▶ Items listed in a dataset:
>> begin

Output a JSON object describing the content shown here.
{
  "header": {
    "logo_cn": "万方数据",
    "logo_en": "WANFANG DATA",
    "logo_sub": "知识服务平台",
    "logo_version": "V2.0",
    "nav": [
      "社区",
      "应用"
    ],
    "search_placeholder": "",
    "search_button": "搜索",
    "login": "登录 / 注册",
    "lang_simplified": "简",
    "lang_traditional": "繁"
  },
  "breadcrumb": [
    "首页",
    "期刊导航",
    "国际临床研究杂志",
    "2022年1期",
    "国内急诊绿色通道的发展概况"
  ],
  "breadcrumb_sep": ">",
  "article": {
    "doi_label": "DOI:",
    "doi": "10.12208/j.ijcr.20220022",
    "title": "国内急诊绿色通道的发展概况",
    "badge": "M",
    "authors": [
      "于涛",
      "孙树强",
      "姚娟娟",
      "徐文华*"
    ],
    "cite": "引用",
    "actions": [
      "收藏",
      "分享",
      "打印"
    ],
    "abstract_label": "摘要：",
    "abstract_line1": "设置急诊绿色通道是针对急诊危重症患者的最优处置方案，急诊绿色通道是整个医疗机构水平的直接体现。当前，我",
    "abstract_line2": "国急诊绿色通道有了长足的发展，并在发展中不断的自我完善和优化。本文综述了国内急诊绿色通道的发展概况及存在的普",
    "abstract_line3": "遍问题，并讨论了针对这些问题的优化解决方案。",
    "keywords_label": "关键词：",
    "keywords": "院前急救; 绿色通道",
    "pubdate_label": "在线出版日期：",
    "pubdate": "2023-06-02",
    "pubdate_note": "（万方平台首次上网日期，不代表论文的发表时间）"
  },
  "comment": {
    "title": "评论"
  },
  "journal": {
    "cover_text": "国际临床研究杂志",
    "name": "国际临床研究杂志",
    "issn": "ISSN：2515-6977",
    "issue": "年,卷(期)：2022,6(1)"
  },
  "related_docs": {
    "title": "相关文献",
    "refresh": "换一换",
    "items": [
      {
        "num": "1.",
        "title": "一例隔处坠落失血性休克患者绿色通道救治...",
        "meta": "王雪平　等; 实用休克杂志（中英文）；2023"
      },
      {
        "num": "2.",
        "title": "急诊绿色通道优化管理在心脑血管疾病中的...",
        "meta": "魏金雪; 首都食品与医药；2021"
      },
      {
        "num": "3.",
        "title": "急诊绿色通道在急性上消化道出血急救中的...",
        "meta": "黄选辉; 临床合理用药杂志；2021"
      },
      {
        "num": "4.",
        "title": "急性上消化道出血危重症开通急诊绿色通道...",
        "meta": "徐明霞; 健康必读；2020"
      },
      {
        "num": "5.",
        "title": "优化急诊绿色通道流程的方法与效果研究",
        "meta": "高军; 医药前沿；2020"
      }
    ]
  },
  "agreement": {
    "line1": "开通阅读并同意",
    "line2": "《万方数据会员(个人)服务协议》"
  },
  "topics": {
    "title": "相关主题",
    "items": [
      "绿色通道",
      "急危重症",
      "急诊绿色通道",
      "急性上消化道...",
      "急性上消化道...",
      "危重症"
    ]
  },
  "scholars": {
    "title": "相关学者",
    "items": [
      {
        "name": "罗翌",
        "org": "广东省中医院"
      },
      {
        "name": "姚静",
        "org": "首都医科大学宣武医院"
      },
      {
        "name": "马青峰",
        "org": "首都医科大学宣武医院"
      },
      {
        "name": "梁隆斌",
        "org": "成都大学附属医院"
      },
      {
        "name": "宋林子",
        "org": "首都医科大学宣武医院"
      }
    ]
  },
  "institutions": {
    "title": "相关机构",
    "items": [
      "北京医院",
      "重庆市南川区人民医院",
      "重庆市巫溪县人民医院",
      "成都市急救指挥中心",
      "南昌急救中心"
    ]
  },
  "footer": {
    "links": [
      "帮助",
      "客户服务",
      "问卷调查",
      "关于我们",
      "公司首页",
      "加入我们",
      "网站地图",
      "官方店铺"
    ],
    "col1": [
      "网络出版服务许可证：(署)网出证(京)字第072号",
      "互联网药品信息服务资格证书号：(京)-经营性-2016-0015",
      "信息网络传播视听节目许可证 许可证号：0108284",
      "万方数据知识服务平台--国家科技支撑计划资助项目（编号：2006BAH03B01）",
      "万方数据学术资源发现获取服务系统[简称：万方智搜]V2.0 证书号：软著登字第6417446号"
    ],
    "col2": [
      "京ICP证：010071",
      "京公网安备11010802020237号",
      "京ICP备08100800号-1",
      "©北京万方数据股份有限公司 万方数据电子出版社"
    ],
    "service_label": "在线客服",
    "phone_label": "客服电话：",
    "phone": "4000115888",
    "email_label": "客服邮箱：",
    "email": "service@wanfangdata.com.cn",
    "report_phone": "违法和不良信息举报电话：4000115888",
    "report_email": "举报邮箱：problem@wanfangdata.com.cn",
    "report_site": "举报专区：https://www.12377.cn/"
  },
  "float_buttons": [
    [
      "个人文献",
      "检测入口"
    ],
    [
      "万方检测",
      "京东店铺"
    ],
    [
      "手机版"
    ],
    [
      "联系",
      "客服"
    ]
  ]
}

>> end

▶ Stated exercise: Output the listing above without altering a single character.

▶ Solution to the problem:
Output a JSON object describing the content shown here.
{
  "header": {
    "logo_cn": "万方数据",
    "logo_en": "WANFANG DATA",
    "logo_sub": "知识服务平台",
    "logo_version": "V2.0",
    "nav": [
      "社区",
      "应用"
    ],
    "search_placeholder": "",
    "search_button": "搜索",
    "login": "登录 / 注册",
    "lang_simplified": "简",
    "lang_traditional": "繁"
  },
  "breadcrumb": [
    "首页",
    "期刊导航",
    "国际临床研究杂志",
    "2022年1期",
    "国内急诊绿色通道的发展概况"
  ],
  "breadcrumb_sep": ">",
  "article": {
    "doi_label": "DOI:",
    "doi": "10.12208/j.ijcr.20220022",
    "title": "国内急诊绿色通道的发展概况",
    "badge": "M",
    "authors": [
      "于涛",
      "孙树强",
      "姚娟娟",
      "徐文华*"
    ],
    "cite": "引用",
    "actions": [
      "收藏",
      "分享",
      "打印"
    ],
    "abstract_label": "摘要：",
    "abstract_line1": "设置急诊绿色通道是针对急诊危重症患者的最优处置方案，急诊绿色通道是整个医疗机构水平的直接体现。当前，我",
    "abstract_line2": "国急诊绿色通道有了长足的发展，并在发展中不断的自我完善和优化。本文综述了国内急诊绿色通道的发展概况及存在的普",
    "abstract_line3": "遍问题，并讨论了针对这些问题的优化解决方案。",
    "keywords_label": "关键词：",
    "keywords": "院前急救; 绿色通道",
    "pubdate_label": "在线出版日期：",
    "pubdate": "2023-06-02",
    "pubdate_note": "（万方平台首次上网日期，不代表论文的发表时间）"
  },
  "comment": {
    "title": "评论"
  },
  "journal": {
    "cover_text": "国际临床研究杂志",
    "name": "国际临床研究杂志",
    "issn": "ISSN：2515-6977",
    "issue": "年,卷(期)：2022,6(1)"
  },
  "related_docs": {
    "title": "相关文献",
    "refresh": "换一换",
    "items": [
      {
        "num": "1.",
        "title": "一例隔处坠落失血性休克患者绿色通道救治...",
        "meta": "王雪平　等; 实用休克杂志（中英文）；2023"
      },
      {
        "num": "2.",
        "title": "急诊绿色通道优化管理在心脑血管疾病中的...",
        "meta": "魏金雪; 首都食品与医药；2021"
      },
      {
        "num": "3.",
        "title": "急诊绿色通道在急性上消化道出血急救中的...",
        "meta": "黄选辉; 临床合理用药杂志；2021"
      },
      {
        "num": "4.",
        "title": "急性上消化道出血危重症开通急诊绿色通道...",
        "meta": "徐明霞; 健康必读；2020"
      },
      {
        "num": "5.",
        "title": "优化急诊绿色通道流程的方法与效果研究",
        "meta": "高军; 医药前沿；2020"
      }
    ]
  },
  "agreement": {
    "line1": "开通阅读并同意",
    "line2": "《万方数据会员(个人)服务协议》"
  },
  "topics": {
    "title": "相关主题",
    "items": [
      "绿色通道",
      "急危重症",
      "急诊绿色通道",
      "急性上消化道...",
      "急性上消化道...",
      "危重症"
    ]
  },
  "scholars": {
    "title": "相关学者",
    "items": [
      {
        "name": "罗翌",
        "org": "广东省中医院"
      },
      {
        "name": "姚静",
        "org": "首都医科大学宣武医院"
      },
      {
        "name": "马青峰",
        "org": "首都医科大学宣武医院"
      },
      {
        "name": "梁隆斌",
        "org": "成都大学附属医院"
      },
      {
        "name": "宋林子",
        "org": "首都医科大学宣武医院"
      }
    ]
  },
  "institutions": {
    "title": "相关机构",
    "items": [
      "北京医院",
      "重庆市南川区人民医院",
      "重庆市巫溪县人民医院",
      "成都市急救指挥中心",
      "南昌急救中心"
    ]
  },
  "footer": {
    "links": [
      "帮助",
      "客户服务",
      "问卷调查",
      "关于我们",
      "公司首页",
      "加入我们",
      "网站地图",
      "官方店铺"
    ],
    "col1": [
      "网络出版服务许可证：(署)网出证(京)字第072号",
      "互联网药品信息服务资格证书号：(京)-经营性-2016-0015",
      "信息网络传播视听节目许可证 许可证号：0108284",
      "万方数据知识服务平台--国家科技支撑计划资助项目（编号：2006BAH03B01）",
      "万方数据学术资源发现获取服务系统[简称：万方智搜]V2.0 证书号：软著登字第6417446号"
    ],
    "col2": [
      "京ICP证：010071",
      "京公网安备11010802020237号",
      "京ICP备08100800号-1",
      "©北京万方数据股份有限公司 万方数据电子出版社"
    ],
    "service_label": "在线客服",
    "phone_label": "客服电话：",
    "phone": "4000115888",
    "email_label": "客服邮箱：",
    "email": "service@wanfangdata.com.cn",
    "report_phone": "违法和不良信息举报电话：4000115888",
    "report_email": "举报邮箱：problem@wanfangdata.com.cn",
    "report_site": "举报专区：https://www.12377.cn/"
  },
  "float_buttons": [
    [
      "个人文献",
      "检测入口"
    ],
    [
      "万方检测",
      "京东店铺"
    ],
    [
      "手机版"
    ],
    [
      "联系",
      "客服"
    ]
  ]
}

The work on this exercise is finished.